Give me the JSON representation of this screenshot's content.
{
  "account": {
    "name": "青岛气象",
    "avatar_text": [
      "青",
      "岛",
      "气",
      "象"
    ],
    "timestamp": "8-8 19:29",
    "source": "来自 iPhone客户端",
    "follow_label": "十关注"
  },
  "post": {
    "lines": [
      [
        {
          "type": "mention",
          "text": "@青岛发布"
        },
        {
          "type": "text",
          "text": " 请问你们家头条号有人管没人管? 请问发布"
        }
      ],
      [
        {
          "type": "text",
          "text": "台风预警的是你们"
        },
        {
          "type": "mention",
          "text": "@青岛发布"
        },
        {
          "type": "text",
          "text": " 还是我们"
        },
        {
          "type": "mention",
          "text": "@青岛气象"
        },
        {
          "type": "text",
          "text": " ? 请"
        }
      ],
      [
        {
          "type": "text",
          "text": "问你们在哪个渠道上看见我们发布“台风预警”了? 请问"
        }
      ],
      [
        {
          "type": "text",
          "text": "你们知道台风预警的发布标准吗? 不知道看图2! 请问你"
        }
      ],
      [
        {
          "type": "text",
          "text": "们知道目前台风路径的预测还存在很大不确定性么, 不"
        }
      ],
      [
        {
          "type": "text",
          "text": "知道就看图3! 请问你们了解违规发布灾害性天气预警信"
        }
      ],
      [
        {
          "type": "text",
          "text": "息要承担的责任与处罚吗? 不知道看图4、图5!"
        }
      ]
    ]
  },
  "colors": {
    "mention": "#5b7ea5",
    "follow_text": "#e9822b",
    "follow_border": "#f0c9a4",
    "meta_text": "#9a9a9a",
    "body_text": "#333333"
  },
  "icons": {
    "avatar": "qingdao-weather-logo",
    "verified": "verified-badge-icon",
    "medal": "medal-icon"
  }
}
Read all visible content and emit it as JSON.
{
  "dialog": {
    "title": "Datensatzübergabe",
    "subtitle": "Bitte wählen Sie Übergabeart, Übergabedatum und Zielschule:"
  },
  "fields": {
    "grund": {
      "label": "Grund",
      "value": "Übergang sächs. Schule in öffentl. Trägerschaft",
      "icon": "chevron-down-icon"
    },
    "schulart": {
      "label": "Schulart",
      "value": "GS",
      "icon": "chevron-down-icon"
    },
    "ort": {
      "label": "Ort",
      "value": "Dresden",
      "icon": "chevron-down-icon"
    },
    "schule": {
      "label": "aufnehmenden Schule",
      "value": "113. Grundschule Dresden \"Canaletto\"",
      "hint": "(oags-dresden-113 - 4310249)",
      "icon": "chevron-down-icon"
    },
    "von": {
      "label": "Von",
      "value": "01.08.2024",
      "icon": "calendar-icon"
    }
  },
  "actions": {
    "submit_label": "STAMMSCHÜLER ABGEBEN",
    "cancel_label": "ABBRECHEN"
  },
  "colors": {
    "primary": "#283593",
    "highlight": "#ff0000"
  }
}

::::::::::

_Task prompt_. Faithfully copy every entry, leaving nothing out.

_Output for this task_.
Give me the JSON representation of this screenshot's content.
{
  "account": {
    "name": "青岛气象",
    "avatar_text": [
      "青",
      "岛",
      "气",
      "象"
    ],
    "timestamp": "8-8 19:29",
    "source": "来自 iPhone客户端",
    "follow_label": "十关注"
  },
  "post": {
    "lines": [
      [
        {
          "type": "mention",
          "text": "@青岛发布"
        },
        {
          "type": "text",
          "text": " 请问你们家头条号有人管没人管? 请问发布"
        }
      ],
      [
        {
          "type": "text",
          "text": "台风预警的是你们"
        },
        {
          "type": "mention",
          "text": "@青岛发布"
        },
        {
          "type": "text",
          "text": " 还是我们"
        },
        {
          "type": "mention",
          "text": "@青岛气象"
        },
        {
          "type": "text",
          "text": " ? 请"
        }
      ],
      [
        {
          "type": "text",
          "text": "问你们在哪个渠道上看见我们发布“台风预警”了? 请问"
        }
      ],
      [
        {
          "type": "text",
          "text": "你们知道台风预警的发布标准吗? 不知道看图2! 请问你"
        }
      ],
      [
        {
          "type": "text",
          "text": "们知道目前台风路径的预测还存在很大不确定性么, 不"
        }
      ],
      [
        {
          "type": "text",
          "text": "知道就看图3! 请问你们了解违规发布灾害性天气预警信"
        }
      ],
      [
        {
          "type": "text",
          "text": "息要承担的责任与处罚吗? 不知道看图4、图5!"
        }
      ]
    ]
  },
  "colors": {
    "mention": "#5b7ea5",
    "follow_text": "#e9822b",
    "follow_border": "#f0c9a4",
    "meta_text": "#9a9a9a",
    "body_text": "#333333"
  },
  "icons": {
    "avatar": "qingdao-weather-logo",
    "verified": "verified-badge-icon",
    "medal": "medal-icon"
  }
}
Read all visible content and emit it as JSON.
{
  "dialog": {
    "title": "Datensatzübergabe",
    "subtitle": "Bitte wählen Sie Übergabeart, Übergabedatum und Zielschule:"
  },
  "fields": {
    "grund": {
      "label": "Grund",
      "value": "Übergang sächs. Schule in öffentl. Trägerschaft",
      "icon": "chevron-down-icon"
    },
    "schulart": {
      "label": "Schulart",
      "value": "GS",
      "icon": "chevron-down-icon"
    },
    "ort": {
      "label": "Ort",
      "value": "Dresden",
      "icon": "chevron-down-icon"
    },
    "schule": {
      "label": "aufnehmenden Schule",
      "value": "113. Grundschule Dresden \"Canaletto\"",
      "hint": "(oags-dresden-113 - 4310249)",
      "icon": "chevron-down-icon"
    },
    "von": {
      "label": "Von",
      "value": "01.08.2024",
      "icon": "calendar-icon"
    }
  },
  "actions": {
    "submit_label": "STAMMSCHÜLER ABGEBEN",
    "cancel_label": "ABBRECHEN"
  },
  "colors": {
    "primary": "#283593",
    "highlight": "#ff0000"
  }
}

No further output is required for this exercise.